Collection entries >>
-*-
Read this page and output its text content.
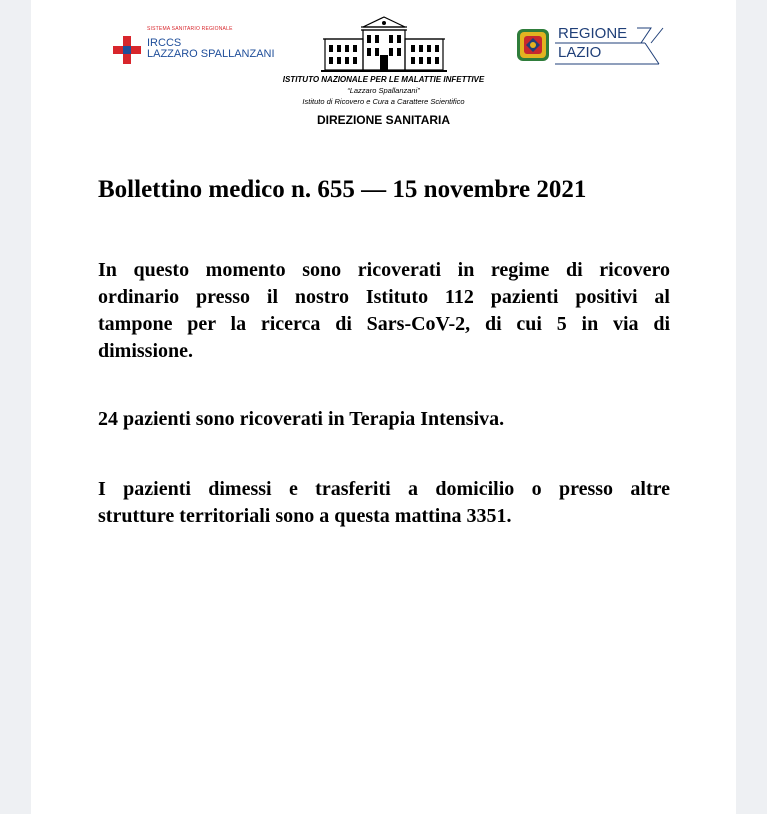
SISTEMA SANITARIO REGIONALE
IRCCS
LAZZARO SPALLANZANI
ISTITUTO NAZIONALE PER LE MALATTIE INFETTIVE
“Lazzaro Spallanzani”
Istituto di Ricovero e Cura a Carattere Scientifico
DIREZIONE SANITARIA
REGIONE
LAZIO
Bollettino medico n. 655 — 15 novembre 2021
In questo momento sono ricoverati in regime di ricovero
ordinario presso il nostro Istituto 112 pazienti positivi al
tampone per la ricerca di Sars-CoV-2, di cui 5 in via di
dimissione.
24 pazienti sono ricoverati in Terapia Intensiva.
I pazienti dimessi e trasferiti a domicilio o presso altre
strutture territoriali sono a questa mattina 3351.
-*-
DIRECTION >> Gather from the data above every line with the string "pazienti".

FINISHED ANSWER >>
ordinario presso il nostro Istituto 112 pazienti positivi al
24 pazienti sono ricoverati in Terapia Intensiva.
I pazienti dimessi e trasferiti a domicilio o presso altre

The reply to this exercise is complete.